-------- AVAILABLE DATA --------
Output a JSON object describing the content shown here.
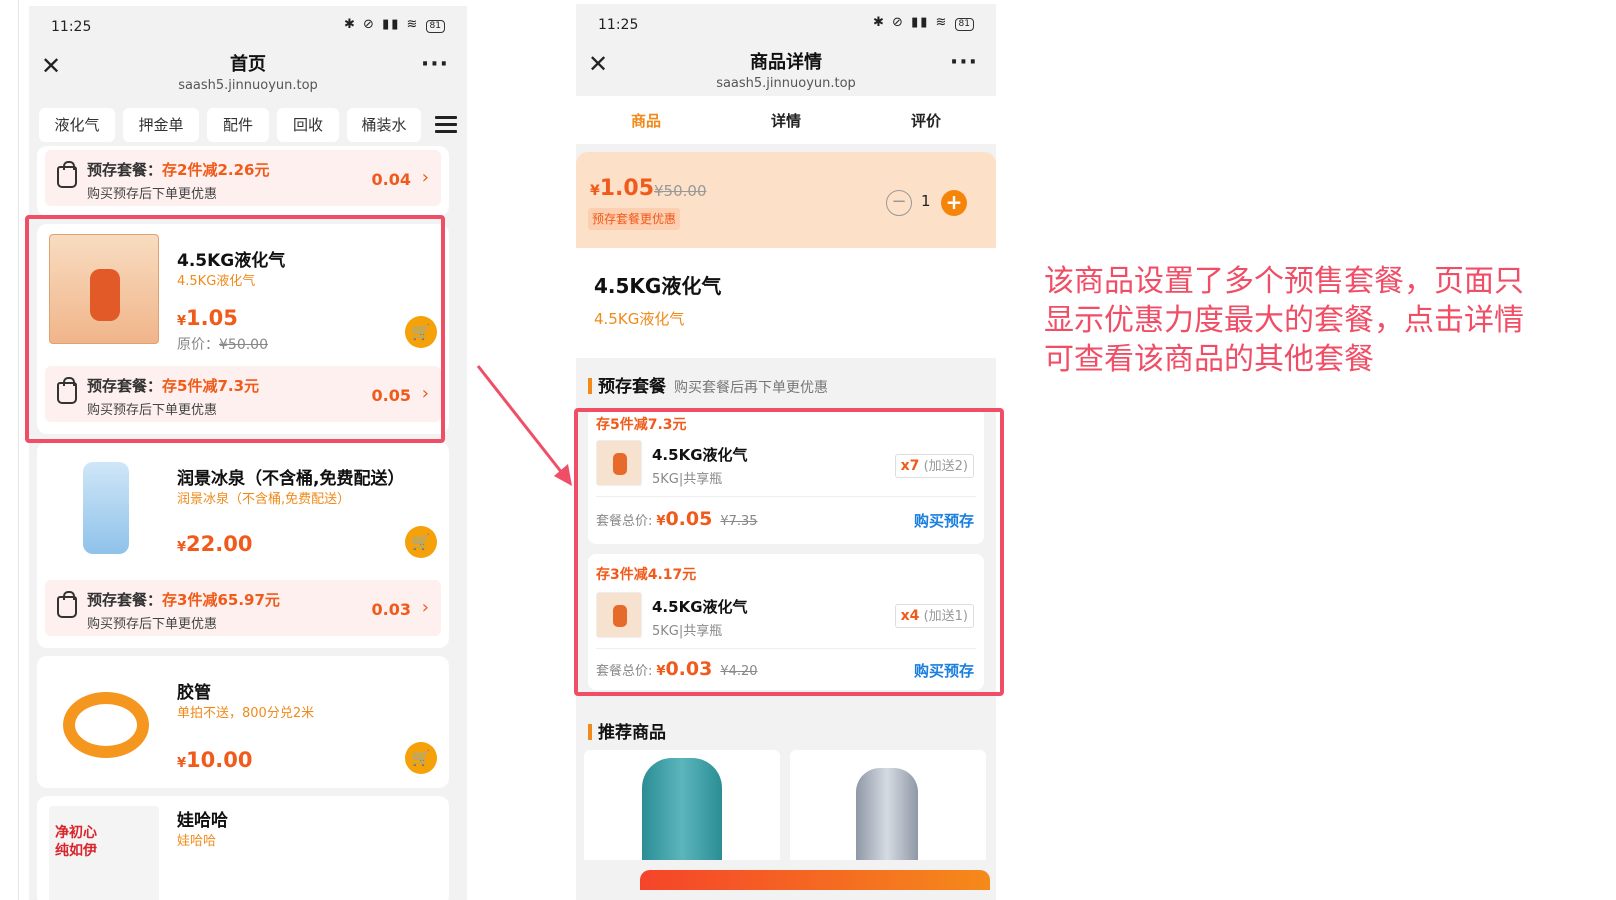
{
  "left_phone": {
    "status": {
      "time": "11:25",
      "battery": "81"
    },
    "nav": {
      "title": "首页",
      "url": "saash5.jinnuoyun.top"
    },
    "categories": [
      "液化气",
      "押金单",
      "配件",
      "回收",
      "桶装水"
    ],
    "top_prestore": {
      "label": "预存套餐：",
      "highlight": "存2件减2.26元",
      "desc": "购买预存后下单更优惠",
      "amount": "0.04"
    },
    "products": [
      {
        "name": "4.5KG液化气",
        "subtitle": "4.5KG液化气",
        "price": "1.05",
        "orig_label": "原价：",
        "orig_price": "¥50.00",
        "prestore": {
          "label": "预存套餐：",
          "highlight": "存5件减7.3元",
          "desc": "购买预存后下单更优惠",
          "amount": "0.05"
        }
      },
      {
        "name": "润景冰泉（不含桶,免费配送）",
        "subtitle": "润景冰泉（不含桶,免费配送）",
        "price": "22.00",
        "prestore": {
          "label": "预存套餐：",
          "highlight": "存3件减65.97元",
          "desc": "购买预存后下单更优惠",
          "amount": "0.03"
        }
      },
      {
        "name": "胶管",
        "subtitle": "单拍不送，800分兑2米",
        "price": "10.00"
      },
      {
        "name": "娃哈哈",
        "subtitle": "娃哈哈",
        "thumb_text": "净初心\n纯如伊"
      }
    ],
    "currency": "¥"
  },
  "right_phone": {
    "status": {
      "time": "11:25",
      "battery": "81"
    },
    "nav": {
      "title": "商品详情",
      "url": "saash5.jinnuoyun.top"
    },
    "tabs": [
      "商品",
      "详情",
      "评价"
    ],
    "price": "1.05",
    "strike_price": "¥50.00",
    "price_tag": "预存套餐更优惠",
    "quantity": "1",
    "product_title": "4.5KG液化气",
    "product_sub": "4.5KG液化气",
    "prestore_section": {
      "title": "预存套餐",
      "note": "购买套餐后再下单更优惠"
    },
    "packages": [
      {
        "title": "存5件减7.3元",
        "name": "4.5KG液化气",
        "spec": "5KG|共享瓶",
        "qty": "x7",
        "bonus": "(加送2)",
        "total_label": "套餐总价:",
        "total": "0.05",
        "orig": "¥7.35",
        "buy": "购买预存"
      },
      {
        "title": "存3件减4.17元",
        "name": "4.5KG液化气",
        "spec": "5KG|共享瓶",
        "qty": "x4",
        "bonus": "(加送1)",
        "total_label": "套餐总价:",
        "total": "0.03",
        "orig": "¥4.20",
        "buy": "购买预存"
      }
    ],
    "recommend_title": "推荐商品",
    "currency": "¥"
  },
  "annotation": "该商品设置了多个预售套餐，页面只显示优惠力度最大的套餐，点击详情可查看该商品的其他套餐",
  "colors": {
    "accent": "#f05a1a",
    "highlight_border": "#f04e66",
    "link": "#1a7fe0"
  }
}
--------
AIM OF THE TASK → Copy every line in the entries above that has the string "润景冰泉" in it.

OUTPUT FOR THIS TASK →
        "name": "润景冰泉（不含桶,免费配送）",
        "subtitle": "润景冰泉（不含桶,免费配送）",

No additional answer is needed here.